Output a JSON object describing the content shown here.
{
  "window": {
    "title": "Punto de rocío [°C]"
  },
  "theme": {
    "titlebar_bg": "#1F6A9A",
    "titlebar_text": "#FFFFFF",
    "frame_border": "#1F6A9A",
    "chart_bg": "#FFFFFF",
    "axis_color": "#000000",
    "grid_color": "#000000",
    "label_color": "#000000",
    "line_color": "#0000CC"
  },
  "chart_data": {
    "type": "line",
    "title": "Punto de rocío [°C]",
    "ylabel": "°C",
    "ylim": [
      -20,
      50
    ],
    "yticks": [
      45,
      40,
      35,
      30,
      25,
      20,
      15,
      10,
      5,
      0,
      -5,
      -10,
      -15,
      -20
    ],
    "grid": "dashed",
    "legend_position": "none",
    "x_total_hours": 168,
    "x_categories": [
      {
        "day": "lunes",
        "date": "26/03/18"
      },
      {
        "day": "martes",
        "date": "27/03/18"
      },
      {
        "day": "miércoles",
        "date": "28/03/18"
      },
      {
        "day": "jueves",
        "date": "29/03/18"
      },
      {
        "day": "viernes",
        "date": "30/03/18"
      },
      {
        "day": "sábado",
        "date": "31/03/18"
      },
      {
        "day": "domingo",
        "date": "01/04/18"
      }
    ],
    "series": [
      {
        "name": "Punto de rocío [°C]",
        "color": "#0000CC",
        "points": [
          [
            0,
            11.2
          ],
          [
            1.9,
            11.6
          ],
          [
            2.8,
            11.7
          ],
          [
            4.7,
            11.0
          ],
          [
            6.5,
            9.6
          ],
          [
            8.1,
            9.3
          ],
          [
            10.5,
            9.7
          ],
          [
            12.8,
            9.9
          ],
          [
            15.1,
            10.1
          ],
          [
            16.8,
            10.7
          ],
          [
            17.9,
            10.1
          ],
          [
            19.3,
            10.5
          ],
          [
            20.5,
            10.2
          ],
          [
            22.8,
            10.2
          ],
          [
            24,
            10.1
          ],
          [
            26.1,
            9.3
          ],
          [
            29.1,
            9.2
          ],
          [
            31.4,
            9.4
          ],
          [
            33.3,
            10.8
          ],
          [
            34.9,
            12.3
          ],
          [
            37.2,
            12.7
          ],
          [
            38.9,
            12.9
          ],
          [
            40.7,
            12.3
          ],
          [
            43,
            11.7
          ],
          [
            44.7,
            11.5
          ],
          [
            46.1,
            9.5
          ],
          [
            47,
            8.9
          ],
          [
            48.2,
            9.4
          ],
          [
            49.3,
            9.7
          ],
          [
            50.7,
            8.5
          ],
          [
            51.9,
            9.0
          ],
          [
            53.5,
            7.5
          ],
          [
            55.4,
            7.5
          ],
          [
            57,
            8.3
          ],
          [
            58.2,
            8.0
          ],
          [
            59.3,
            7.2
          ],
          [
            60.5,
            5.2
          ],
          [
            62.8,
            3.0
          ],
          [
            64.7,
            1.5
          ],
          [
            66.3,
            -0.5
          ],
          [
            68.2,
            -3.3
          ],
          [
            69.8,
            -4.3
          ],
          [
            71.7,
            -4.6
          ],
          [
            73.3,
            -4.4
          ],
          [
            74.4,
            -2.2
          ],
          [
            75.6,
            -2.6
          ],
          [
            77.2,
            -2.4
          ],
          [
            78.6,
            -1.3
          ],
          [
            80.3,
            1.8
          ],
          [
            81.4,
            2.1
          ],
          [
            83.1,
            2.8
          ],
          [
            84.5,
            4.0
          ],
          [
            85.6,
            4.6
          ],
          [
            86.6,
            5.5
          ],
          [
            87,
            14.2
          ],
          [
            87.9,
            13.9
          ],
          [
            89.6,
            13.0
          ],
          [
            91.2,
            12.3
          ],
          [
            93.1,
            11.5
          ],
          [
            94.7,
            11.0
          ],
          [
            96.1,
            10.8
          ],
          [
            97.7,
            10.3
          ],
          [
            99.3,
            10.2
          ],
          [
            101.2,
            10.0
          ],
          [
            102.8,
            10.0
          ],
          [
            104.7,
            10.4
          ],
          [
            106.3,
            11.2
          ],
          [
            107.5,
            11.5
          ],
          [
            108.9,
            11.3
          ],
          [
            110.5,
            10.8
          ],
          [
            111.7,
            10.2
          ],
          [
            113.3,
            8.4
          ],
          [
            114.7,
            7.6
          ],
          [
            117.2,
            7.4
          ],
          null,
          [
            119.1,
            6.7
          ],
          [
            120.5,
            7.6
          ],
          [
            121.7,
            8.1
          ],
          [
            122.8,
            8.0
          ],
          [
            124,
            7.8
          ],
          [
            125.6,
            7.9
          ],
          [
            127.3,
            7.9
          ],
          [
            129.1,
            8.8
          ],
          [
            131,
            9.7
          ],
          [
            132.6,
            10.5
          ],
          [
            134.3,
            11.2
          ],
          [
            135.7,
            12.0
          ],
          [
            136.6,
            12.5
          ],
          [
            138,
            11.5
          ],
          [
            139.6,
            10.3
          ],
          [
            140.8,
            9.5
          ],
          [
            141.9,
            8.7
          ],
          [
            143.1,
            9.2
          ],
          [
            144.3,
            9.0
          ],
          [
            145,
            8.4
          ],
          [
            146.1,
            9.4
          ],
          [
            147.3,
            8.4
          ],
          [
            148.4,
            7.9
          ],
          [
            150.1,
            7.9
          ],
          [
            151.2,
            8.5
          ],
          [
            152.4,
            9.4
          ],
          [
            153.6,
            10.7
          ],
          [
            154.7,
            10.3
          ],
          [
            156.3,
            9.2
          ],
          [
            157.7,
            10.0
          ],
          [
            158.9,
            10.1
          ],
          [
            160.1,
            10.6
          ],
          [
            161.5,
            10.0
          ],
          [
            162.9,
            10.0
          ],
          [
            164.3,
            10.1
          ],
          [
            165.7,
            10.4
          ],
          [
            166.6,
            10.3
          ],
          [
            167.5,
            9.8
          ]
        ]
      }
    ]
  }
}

*****

Exercise directions: Look through the entries above and count each line holding "date"; report the count alone.

Solution for this problem: 7